▶ [What the task requires] Write the next part of the text on diet and stroke prevention, picking up right after its last sentence.

▶ [Quoted passage]
Diet and Stroke Prevention | Points to Remember

Lakkur S, Judd S.
Diet and Stroke: Recent Evidence Supporting a Mediterranean-Style Diet and Food in the Primary Prevention of Stroke. Stroke 2015;May 12:[Epub ahead of print].

The following are five points to remember about diet and stroke prevention:

  1. Stroke is a leading cause of morbidity and mortality, costing an estimated 36.5 billion annually. A Cochrane Review suggests poor diet increases risk for stroke by about 19%. A Mediterranean dietary pattern may reduce risk of stroke. In the PREDIMED study, a secondary analysis noted a significant reduction in relative risk related to a Mediterranean diet (hazard ratio, 0.61; 95% confidence interval [CI], 0.44-0.86).
  2. In regards to individual components of a Mediterranean diet, consumption of fruits and vegetables is associated with reduced risk. A recent meta-analysis noted a 21% risk reduction for those in the highest quintile of fruit and vegetable consumption. It appears that the micronutrients and antioxidants when in the diet, as opposed to supplements, are critical to reducing stroke risk. Both olive oil, tree nuts, and peanuts are associated with risk reduction for stroke. A meta-analysis which included over 35,000 participants observed an 18% risk reduction (95% CI, 0.70-0.96) with a 25-gram increase in olive oil consumption. Three or more servings of nuts per week are also associated with approximately a 10% reduction in risk. Last, legumes are also associated with a similar reduction in stroke risk.
  3. Regular consumption of fish is also associated with reduction of stroke risk. A meta-analysis of seven trials noted a relative risk of 0.93 (95% CI, 0.87-0.99) for those in the highest tertile of fish consumption. Omega-3 fatty acid content of fatty fish may account for the risk reduction; however, supplementation with omega-3 fatty acids is not strongly associated with risk reduction.

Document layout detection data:

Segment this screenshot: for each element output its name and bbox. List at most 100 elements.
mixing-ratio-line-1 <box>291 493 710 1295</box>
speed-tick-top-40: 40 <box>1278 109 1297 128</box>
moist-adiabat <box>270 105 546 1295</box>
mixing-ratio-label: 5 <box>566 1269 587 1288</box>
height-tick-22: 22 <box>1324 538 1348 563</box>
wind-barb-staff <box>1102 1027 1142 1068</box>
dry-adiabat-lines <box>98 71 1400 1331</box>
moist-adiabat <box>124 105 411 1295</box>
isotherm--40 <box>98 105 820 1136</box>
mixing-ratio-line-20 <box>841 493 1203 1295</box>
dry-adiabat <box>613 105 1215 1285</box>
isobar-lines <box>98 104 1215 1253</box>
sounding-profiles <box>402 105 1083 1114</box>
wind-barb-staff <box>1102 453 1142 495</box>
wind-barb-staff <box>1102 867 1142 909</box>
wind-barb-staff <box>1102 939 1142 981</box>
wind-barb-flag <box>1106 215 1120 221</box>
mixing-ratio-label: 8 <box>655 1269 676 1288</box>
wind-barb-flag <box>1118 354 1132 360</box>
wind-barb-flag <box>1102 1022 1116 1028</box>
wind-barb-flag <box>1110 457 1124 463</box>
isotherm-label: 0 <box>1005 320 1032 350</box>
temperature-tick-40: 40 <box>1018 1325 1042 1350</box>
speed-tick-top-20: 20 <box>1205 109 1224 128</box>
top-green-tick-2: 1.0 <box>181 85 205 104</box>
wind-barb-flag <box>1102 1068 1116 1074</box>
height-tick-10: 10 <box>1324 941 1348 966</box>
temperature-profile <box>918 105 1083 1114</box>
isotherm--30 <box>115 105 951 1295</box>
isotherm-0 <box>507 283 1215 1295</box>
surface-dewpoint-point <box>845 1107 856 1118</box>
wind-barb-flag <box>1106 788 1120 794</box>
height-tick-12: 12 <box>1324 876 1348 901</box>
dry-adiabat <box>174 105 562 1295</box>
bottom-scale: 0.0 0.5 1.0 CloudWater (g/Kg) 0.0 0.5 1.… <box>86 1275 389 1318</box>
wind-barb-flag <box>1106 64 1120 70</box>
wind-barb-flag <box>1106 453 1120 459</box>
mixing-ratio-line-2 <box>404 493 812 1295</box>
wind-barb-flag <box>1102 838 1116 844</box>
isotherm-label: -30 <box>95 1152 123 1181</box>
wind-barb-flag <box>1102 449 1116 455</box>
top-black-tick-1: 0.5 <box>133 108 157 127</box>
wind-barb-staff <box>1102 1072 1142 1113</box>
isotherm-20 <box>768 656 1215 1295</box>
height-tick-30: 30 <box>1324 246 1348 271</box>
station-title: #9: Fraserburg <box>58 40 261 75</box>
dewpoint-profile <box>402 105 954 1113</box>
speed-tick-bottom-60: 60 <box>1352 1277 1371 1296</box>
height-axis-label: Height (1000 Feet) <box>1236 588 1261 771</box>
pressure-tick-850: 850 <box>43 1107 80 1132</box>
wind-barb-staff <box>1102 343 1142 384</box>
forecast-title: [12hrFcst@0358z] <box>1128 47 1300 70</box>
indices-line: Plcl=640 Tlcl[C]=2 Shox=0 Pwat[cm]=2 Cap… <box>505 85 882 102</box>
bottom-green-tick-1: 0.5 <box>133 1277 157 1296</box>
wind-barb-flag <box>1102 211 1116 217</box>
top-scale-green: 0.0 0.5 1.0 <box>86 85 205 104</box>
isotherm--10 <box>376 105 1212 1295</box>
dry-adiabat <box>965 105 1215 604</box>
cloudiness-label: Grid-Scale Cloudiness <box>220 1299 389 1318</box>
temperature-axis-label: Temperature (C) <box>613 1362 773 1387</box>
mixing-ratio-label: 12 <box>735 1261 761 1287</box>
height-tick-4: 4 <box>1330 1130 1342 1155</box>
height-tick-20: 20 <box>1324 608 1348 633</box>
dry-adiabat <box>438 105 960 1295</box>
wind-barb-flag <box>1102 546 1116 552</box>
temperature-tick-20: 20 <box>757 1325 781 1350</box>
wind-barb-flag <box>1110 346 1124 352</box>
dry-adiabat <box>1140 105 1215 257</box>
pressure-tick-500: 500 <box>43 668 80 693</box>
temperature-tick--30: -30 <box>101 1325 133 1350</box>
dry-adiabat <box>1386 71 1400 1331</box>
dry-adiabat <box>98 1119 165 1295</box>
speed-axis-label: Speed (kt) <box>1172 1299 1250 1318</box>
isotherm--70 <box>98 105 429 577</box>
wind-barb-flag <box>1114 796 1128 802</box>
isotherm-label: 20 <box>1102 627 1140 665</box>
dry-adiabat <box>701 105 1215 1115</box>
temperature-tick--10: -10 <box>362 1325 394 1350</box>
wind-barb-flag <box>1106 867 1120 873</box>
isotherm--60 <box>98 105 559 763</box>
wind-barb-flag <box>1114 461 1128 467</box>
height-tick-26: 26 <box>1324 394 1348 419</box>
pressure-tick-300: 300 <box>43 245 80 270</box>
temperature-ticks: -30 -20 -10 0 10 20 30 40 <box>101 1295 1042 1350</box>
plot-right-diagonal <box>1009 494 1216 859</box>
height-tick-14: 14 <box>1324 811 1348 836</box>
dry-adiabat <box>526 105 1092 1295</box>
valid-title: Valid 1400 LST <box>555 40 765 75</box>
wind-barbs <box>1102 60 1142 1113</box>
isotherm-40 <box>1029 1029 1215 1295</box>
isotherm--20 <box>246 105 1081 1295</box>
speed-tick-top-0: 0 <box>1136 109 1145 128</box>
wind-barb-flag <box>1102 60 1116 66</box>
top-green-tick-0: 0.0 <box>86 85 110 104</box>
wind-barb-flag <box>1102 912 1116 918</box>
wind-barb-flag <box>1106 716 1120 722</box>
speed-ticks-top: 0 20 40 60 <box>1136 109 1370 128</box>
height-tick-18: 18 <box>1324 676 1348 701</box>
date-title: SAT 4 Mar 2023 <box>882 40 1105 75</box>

▶ [Exercise result]
  4. Alcohol intake is associated with a J-shaped association with low levels of alcohol consumption associated with the lowest stroke risk, whereas moderate drinking was not associated with stroke and heavy drinking was associated with increased risk. Sweetened beverages are associated with increased risk for ischemic stroke, but not hemorrhagic stroke.
  5. In contrast, red meat consumption is associated with increased stroke risk. A meta-analysis of six prospective studies observed one serving per day for processed meat increased risk for stroke by 13% (95% CI, 1.03-1.24). This risk was largely related to ischemic stroke. Association between white meat such as chicken, and stroke risk, is not as clear. In pooled data from the Nurses’ Health Study and the Health Professionals Follow-up Study, replacing a serving of red meat with a serving of poultry reduced risk for stroke by 27%; however, when hemorrhagic and ischemic strokes were examined separately, no association reached statistical significance.